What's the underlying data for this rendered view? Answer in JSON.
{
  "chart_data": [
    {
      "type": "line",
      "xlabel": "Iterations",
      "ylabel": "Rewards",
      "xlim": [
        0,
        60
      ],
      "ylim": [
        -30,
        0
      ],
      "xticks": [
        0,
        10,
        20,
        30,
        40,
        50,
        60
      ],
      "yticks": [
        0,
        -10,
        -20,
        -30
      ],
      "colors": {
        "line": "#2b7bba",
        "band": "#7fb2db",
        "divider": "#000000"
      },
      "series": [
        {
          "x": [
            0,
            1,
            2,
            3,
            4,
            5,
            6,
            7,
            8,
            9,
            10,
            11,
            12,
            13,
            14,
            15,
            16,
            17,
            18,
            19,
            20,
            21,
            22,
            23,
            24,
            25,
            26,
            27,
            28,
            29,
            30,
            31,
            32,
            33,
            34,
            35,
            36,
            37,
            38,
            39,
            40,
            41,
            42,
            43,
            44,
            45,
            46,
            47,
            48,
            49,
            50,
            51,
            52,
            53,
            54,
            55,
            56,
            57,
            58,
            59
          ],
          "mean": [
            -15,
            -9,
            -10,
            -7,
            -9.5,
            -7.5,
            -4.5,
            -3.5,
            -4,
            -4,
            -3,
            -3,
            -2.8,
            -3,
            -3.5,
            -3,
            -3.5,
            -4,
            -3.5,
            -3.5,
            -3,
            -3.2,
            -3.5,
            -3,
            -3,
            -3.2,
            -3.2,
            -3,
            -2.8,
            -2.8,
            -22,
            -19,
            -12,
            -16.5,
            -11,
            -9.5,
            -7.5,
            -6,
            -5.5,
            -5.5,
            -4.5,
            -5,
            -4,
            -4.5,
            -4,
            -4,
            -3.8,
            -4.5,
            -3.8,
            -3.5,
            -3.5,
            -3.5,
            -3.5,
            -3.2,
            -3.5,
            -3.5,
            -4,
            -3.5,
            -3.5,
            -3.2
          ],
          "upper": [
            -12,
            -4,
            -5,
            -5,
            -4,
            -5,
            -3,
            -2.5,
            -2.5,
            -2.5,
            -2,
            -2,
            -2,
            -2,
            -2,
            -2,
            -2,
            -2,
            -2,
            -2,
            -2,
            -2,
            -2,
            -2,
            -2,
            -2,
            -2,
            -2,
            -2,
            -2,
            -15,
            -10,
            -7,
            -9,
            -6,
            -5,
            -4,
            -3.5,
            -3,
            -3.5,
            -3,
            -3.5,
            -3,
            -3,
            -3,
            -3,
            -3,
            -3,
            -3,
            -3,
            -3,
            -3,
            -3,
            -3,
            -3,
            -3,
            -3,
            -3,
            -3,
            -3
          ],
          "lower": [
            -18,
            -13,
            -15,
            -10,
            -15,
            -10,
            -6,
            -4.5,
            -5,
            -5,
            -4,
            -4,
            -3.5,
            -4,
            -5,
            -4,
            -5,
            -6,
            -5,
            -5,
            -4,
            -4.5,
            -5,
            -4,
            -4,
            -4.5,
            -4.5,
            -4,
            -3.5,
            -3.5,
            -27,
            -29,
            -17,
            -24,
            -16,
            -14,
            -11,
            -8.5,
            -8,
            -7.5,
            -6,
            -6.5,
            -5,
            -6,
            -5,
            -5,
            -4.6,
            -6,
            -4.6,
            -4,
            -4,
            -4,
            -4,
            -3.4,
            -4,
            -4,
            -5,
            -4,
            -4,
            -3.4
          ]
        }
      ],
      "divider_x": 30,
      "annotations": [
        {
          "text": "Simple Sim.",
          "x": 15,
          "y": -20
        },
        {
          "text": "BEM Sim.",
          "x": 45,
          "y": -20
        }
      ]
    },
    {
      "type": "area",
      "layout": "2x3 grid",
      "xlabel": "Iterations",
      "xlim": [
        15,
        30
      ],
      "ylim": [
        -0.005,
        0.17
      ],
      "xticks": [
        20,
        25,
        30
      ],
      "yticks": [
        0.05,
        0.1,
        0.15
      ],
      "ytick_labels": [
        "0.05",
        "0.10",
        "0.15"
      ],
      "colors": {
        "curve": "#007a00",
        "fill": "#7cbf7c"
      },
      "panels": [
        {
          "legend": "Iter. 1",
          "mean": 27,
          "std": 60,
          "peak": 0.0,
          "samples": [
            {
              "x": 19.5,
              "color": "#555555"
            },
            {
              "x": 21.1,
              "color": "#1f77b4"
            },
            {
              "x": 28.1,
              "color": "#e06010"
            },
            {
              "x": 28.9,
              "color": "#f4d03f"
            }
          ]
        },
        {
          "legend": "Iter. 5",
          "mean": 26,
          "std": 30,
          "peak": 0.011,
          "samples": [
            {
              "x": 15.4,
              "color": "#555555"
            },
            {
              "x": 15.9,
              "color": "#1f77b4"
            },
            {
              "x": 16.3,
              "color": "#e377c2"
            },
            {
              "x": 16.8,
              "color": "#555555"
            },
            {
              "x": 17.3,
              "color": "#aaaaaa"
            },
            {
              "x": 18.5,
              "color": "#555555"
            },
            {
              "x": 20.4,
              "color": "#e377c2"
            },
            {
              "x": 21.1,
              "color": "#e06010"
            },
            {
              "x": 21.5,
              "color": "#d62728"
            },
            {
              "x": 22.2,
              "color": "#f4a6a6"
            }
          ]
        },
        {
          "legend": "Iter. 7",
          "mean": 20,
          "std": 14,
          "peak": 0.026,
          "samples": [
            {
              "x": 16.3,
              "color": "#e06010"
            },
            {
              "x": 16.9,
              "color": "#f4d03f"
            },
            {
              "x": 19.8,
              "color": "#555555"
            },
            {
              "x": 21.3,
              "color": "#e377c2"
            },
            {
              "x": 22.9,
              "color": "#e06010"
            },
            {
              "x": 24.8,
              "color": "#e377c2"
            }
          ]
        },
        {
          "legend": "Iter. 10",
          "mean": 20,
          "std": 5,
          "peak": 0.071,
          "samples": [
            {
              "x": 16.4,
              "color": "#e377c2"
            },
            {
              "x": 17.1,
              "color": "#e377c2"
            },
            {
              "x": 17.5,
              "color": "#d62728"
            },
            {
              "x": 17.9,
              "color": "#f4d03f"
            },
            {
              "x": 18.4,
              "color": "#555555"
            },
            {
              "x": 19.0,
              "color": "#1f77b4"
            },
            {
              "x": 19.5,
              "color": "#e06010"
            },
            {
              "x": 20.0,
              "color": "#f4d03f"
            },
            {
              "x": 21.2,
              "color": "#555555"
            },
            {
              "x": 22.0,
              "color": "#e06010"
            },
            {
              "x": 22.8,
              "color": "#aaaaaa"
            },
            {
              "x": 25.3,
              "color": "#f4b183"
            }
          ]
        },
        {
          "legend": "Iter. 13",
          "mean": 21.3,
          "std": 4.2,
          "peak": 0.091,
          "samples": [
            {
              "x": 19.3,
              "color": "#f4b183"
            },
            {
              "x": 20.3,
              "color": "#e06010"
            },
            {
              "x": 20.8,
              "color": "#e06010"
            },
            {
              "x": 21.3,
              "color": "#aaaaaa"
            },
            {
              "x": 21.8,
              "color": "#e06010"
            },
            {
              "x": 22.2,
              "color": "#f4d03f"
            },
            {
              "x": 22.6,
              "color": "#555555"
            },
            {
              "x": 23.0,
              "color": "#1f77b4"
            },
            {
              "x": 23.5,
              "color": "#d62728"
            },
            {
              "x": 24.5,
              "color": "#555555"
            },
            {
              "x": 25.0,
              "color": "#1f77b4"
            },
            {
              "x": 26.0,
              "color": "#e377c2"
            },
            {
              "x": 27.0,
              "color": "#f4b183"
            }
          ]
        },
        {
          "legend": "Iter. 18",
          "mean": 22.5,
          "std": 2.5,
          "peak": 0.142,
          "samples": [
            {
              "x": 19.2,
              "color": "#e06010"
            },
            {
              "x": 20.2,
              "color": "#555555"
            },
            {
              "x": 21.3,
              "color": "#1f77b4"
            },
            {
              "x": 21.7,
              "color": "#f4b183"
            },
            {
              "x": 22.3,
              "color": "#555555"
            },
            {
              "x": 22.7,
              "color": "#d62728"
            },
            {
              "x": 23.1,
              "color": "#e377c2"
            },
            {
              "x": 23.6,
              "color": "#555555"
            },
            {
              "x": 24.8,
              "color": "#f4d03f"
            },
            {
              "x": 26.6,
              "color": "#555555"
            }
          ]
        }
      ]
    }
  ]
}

================

- [STATED EXERCISE]: Where a line of the data holds "legend", show that line.

- [OUTPUT FOR THIS TASK]:
          "legend": "Iter. 1",
          "legend": "Iter. 5",
          "legend": "Iter. 7",
          "legend": "Iter. 10",
          "legend": "Iter. 13",
          "legend": "Iter. 18",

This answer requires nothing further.